# Objective:
Copy out the records precisely, omitting pictures.

====== Working data

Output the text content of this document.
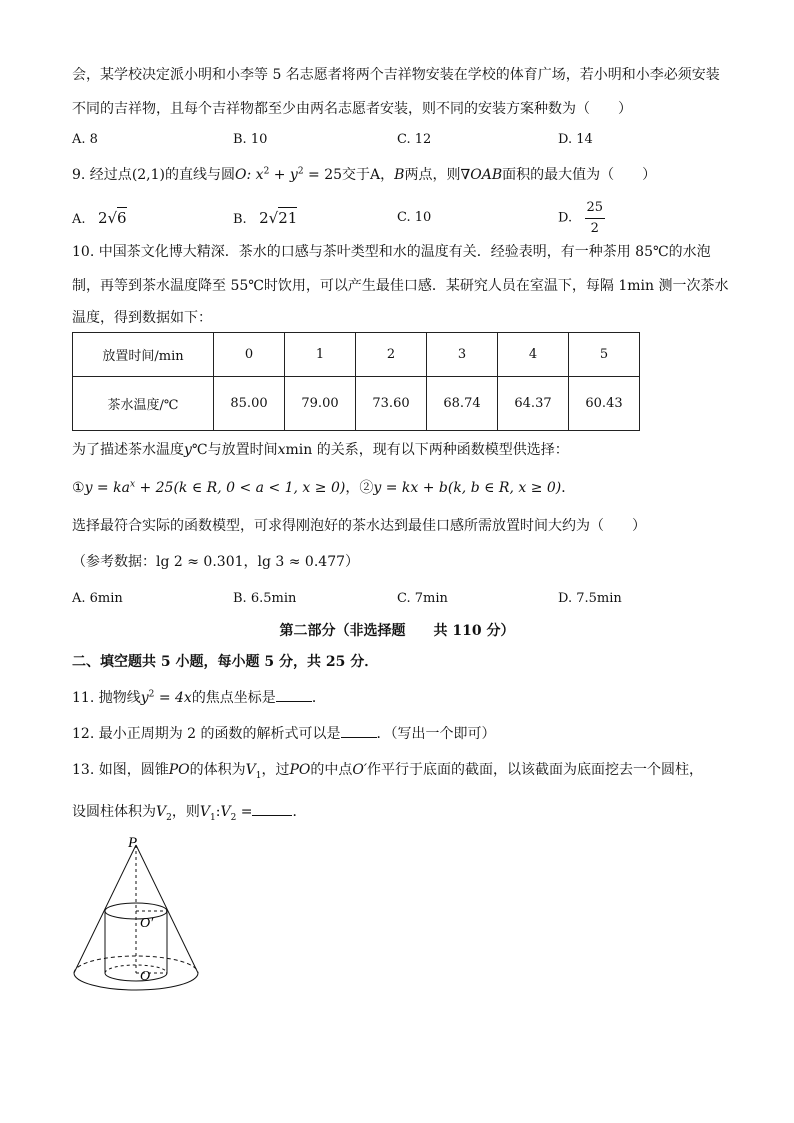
会，某学校决定派小明和小李等 5 名志愿者将两个吉祥物安装在学校的体育广场，若小明和小李必须安装
不同的吉祥物，且每个吉祥物都至少由两名志愿者安装，则不同的安装方案种数为（　　）
A. 8	B. 10	C. 12	D. 14
9. 经过点(2,1)的直线与圆O: $x^2 + y^2 = 25$交于A，B两点，则∇OAB面积的最大值为（　　）
A. 2√6	B. 2√21	C. 10	D. $\frac{25}{2}$
10. 中国茶文化博大精深．茶水的口感与茶叶类型和水的温度有关．经验表明，有一种茶用 85℃的水泡
制，再等到茶水温度降至 55℃时饮用，可以产生最佳口感．某研究人员在室温下，每隔 1min 测一次茶水
温度，得到数据如下：
放置时间/min	0	1	2	3	4	5
茶水温度/℃	85.00	79.00	73.60	68.74	64.37	60.43
为了描述茶水温度y℃与放置时间xmin 的关系，现有以下两种函数模型供选择：
①y = $ka^x + 25(k$ ∈ R, 0 < a < 1, x ≥ 0)，②y = kx + b(k, b ∈ R, x ≥ 0)．
选择最符合实际的函数模型，可求得刚泡好的茶水达到最佳口感所需放置时间大约为（　　）
（参考数据：lg 2 ≈ 0.301，lg 3 ≈ 0.477）
A. 6min	B. 6.5min	C. 7min	D. 7.5min
第二部分（非选择题　　共 110 分）
二、填空题共 5 小题，每小题 5 分，共 25 分．
11. 抛物线$y^2 = 4x$的焦点坐标是	．
12. 最小正周期为 2 的函数的解析式可以是	．（写出一个即可）
13. 如图，圆锥PO的体积为$V_1$，过PO的中点O′作平行于底面的截面，以该截面为底面挖去一个圆柱，
设圆柱体积为$V_2$，则$V_1:V_2$ =	．
P
O′
O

============

# Solution:
Output the text content of this document.
会，某学校决定派小明和小李等 5 名志愿者将两个吉祥物安装在学校的体育广场，若小明和小李必须安装
不同的吉祥物，且每个吉祥物都至少由两名志愿者安装，则不同的安装方案种数为（　　）
A. 8	B. 10	C. 12	D. 14
9. 经过点(2,1)的直线与圆O: $x^2 + y^2 = 25$交于A，B两点，则∇OAB面积的最大值为（　　）
A. 2√6	B. 2√21	C. 10	D. $\frac{25}{2}$
10. 中国茶文化博大精深．茶水的口感与茶叶类型和水的温度有关．经验表明，有一种茶用 85℃的水泡
制，再等到茶水温度降至 55℃时饮用，可以产生最佳口感．某研究人员在室温下，每隔 1min 测一次茶水
温度，得到数据如下：
放置时间/min	0	1	2	3	4	5
茶水温度/℃	85.00	79.00	73.60	68.74	64.37	60.43
为了描述茶水温度y℃与放置时间xmin 的关系，现有以下两种函数模型供选择：
①y = $ka^x + 25(k$ ∈ R, 0 < a < 1, x ≥ 0)，②y = kx + b(k, b ∈ R, x ≥ 0)．
选择最符合实际的函数模型，可求得刚泡好的茶水达到最佳口感所需放置时间大约为（　　）
（参考数据：lg 2 ≈ 0.301，lg 3 ≈ 0.477）
A. 6min	B. 6.5min	C. 7min	D. 7.5min
第二部分（非选择题　　共 110 分）
二、填空题共 5 小题，每小题 5 分，共 25 分．
11. 抛物线$y^2 = 4x$的焦点坐标是	．
12. 最小正周期为 2 的函数的解析式可以是	．（写出一个即可）
13. 如图，圆锥PO的体积为$V_1$，过PO的中点O′作平行于底面的截面，以该截面为底面挖去一个圆柱，
设圆柱体积为$V_2$，则$V_1:V_2$ =	．
P
O′
O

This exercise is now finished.